--- start Extracted records ---
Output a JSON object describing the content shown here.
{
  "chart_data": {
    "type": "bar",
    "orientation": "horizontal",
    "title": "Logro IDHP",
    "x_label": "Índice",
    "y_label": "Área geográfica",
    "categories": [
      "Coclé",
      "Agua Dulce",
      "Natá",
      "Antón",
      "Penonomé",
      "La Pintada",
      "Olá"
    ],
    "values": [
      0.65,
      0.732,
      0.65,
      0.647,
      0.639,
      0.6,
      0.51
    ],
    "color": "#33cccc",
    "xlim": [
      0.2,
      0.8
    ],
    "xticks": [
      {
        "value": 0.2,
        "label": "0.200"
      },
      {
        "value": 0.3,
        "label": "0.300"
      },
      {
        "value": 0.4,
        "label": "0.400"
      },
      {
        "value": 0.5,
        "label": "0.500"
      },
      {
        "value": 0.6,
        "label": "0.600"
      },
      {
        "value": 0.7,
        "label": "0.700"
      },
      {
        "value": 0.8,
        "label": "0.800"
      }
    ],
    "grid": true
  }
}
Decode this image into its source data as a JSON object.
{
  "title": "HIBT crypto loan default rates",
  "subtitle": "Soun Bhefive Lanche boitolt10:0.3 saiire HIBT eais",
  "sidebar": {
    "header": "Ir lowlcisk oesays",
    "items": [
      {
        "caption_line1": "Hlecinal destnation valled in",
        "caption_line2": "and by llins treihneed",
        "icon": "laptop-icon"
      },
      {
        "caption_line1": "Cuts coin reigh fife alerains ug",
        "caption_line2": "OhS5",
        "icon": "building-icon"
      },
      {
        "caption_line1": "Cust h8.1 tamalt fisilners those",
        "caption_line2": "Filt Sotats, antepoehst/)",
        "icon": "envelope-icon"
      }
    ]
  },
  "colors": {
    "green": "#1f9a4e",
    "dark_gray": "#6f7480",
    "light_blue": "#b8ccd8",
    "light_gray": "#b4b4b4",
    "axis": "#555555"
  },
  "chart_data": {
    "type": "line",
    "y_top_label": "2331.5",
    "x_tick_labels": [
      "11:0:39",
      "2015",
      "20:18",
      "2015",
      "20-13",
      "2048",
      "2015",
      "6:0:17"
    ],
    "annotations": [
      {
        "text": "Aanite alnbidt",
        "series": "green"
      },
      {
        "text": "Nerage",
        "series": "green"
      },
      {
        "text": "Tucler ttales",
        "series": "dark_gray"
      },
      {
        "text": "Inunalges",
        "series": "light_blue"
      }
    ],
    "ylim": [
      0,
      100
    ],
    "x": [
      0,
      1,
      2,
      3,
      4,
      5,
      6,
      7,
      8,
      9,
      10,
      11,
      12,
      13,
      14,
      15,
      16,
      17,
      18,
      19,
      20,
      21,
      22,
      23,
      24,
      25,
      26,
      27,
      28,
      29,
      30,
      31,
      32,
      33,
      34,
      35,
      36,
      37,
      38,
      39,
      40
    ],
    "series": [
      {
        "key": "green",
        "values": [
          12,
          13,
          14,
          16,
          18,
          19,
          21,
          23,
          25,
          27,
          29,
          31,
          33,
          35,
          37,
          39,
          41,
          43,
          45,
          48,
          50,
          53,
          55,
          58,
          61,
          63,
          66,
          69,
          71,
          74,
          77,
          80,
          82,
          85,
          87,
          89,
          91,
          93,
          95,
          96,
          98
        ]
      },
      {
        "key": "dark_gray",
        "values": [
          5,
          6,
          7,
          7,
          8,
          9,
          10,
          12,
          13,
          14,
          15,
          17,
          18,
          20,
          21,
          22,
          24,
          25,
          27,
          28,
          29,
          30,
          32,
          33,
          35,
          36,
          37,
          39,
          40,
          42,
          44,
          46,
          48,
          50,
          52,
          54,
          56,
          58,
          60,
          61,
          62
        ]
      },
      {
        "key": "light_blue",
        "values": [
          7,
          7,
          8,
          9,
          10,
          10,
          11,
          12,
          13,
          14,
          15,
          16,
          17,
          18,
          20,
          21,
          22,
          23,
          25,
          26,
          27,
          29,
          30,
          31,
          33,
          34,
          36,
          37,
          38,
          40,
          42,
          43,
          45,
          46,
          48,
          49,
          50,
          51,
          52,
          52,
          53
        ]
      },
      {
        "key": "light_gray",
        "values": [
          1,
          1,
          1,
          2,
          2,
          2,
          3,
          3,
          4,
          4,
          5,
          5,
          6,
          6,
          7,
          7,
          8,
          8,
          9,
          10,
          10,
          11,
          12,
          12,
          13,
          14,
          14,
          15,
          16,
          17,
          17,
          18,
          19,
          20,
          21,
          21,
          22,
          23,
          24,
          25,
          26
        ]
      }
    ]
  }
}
--- end Extracted records ---
**Task prompt**
Write the whole listing out again. Keep every line exactly as it is.

**The result**
Output a JSON object describing the content shown here.
{
  "chart_data": {
    "type": "bar",
    "orientation": "horizontal",
    "title": "Logro IDHP",
    "x_label": "Índice",
    "y_label": "Área geográfica",
    "categories": [
      "Coclé",
      "Agua Dulce",
      "Natá",
      "Antón",
      "Penonomé",
      "La Pintada",
      "Olá"
    ],
    "values": [
      0.65,
      0.732,
      0.65,
      0.647,
      0.639,
      0.6,
      0.51
    ],
    "color": "#33cccc",
    "xlim": [
      0.2,
      0.8
    ],
    "xticks": [
      {
        "value": 0.2,
        "label": "0.200"
      },
      {
        "value": 0.3,
        "label": "0.300"
      },
      {
        "value": 0.4,
        "label": "0.400"
      },
      {
        "value": 0.5,
        "label": "0.500"
      },
      {
        "value": 0.6,
        "label": "0.600"
      },
      {
        "value": 0.7,
        "label": "0.700"
      },
      {
        "value": 0.8,
        "label": "0.800"
      }
    ],
    "grid": true
  }
}
Decode this image into its source data as a JSON object.
{
  "title": "HIBT crypto loan default rates",
  "subtitle": "Soun Bhefive Lanche boitolt10:0.3 saiire HIBT eais",
  "sidebar": {
    "header": "Ir lowlcisk oesays",
    "items": [
      {
        "caption_line1": "Hlecinal destnation valled in",
        "caption_line2": "and by llins treihneed",
        "icon": "laptop-icon"
      },
      {
        "caption_line1": "Cuts coin reigh fife alerains ug",
        "caption_line2": "OhS5",
        "icon": "building-icon"
      },
      {
        "caption_line1": "Cust h8.1 tamalt fisilners those",
        "caption_line2": "Filt Sotats, antepoehst/)",
        "icon": "envelope-icon"
      }
    ]
  },
  "colors": {
    "green": "#1f9a4e",
    "dark_gray": "#6f7480",
    "light_blue": "#b8ccd8",
    "light_gray": "#b4b4b4",
    "axis": "#555555"
  },
  "chart_data": {
    "type": "line",
    "y_top_label": "2331.5",
    "x_tick_labels": [
      "11:0:39",
      "2015",
      "20:18",
      "2015",
      "20-13",
      "2048",
      "2015",
      "6:0:17"
    ],
    "annotations": [
      {
        "text": "Aanite alnbidt",
        "series": "green"
      },
      {
        "text": "Nerage",
        "series": "green"
      },
      {
        "text": "Tucler ttales",
        "series": "dark_gray"
      },
      {
        "text": "Inunalges",
        "series": "light_blue"
      }
    ],
    "ylim": [
      0,
      100
    ],
    "x": [
      0,
      1,
      2,
      3,
      4,
      5,
      6,
      7,
      8,
      9,
      10,
      11,
      12,
      13,
      14,
      15,
      16,
      17,
      18,
      19,
      20,
      21,
      22,
      23,
      24,
      25,
      26,
      27,
      28,
      29,
      30,
      31,
      32,
      33,
      34,
      35,
      36,
      37,
      38,
      39,
      40
    ],
    "series": [
      {
        "key": "green",
        "values": [
          12,
          13,
          14,
          16,
          18,
          19,
          21,
          23,
          25,
          27,
          29,
          31,
          33,
          35,
          37,
          39,
          41,
          43,
          45,
          48,
          50,
          53,
          55,
          58,
          61,
          63,
          66,
          69,
          71,
          74,
          77,
          80,
          82,
          85,
          87,
          89,
          91,
          93,
          95,
          96,
          98
        ]
      },
      {
        "key": "dark_gray",
        "values": [
          5,
          6,
          7,
          7,
          8,
          9,
          10,
          12,
          13,
          14,
          15,
          17,
          18,
          20,
          21,
          22,
          24,
          25,
          27,
          28,
          29,
          30,
          32,
          33,
          35,
          36,
          37,
          39,
          40,
          42,
          44,
          46,
          48,
          50,
          52,
          54,
          56,
          58,
          60,
          61,
          62
        ]
      },
      {
        "key": "light_blue",
        "values": [
          7,
          7,
          8,
          9,
          10,
          10,
          11,
          12,
          13,
          14,
          15,
          16,
          17,
          18,
          20,
          21,
          22,
          23,
          25,
          26,
          27,
          29,
          30,
          31,
          33,
          34,
          36,
          37,
          38,
          40,
          42,
          43,
          45,
          46,
          48,
          49,
          50,
          51,
          52,
          52,
          53
        ]
      },
      {
        "key": "light_gray",
        "values": [
          1,
          1,
          1,
          2,
          2,
          2,
          3,
          3,
          4,
          4,
          5,
          5,
          6,
          6,
          7,
          7,
          8,
          8,
          9,
          10,
          10,
          11,
          12,
          12,
          13,
          14,
          14,
          15,
          16,
          17,
          17,
          18,
          19,
          20,
          21,
          21,
          22,
          23,
          24,
          25,
          26
        ]
      }
    ]
  }
}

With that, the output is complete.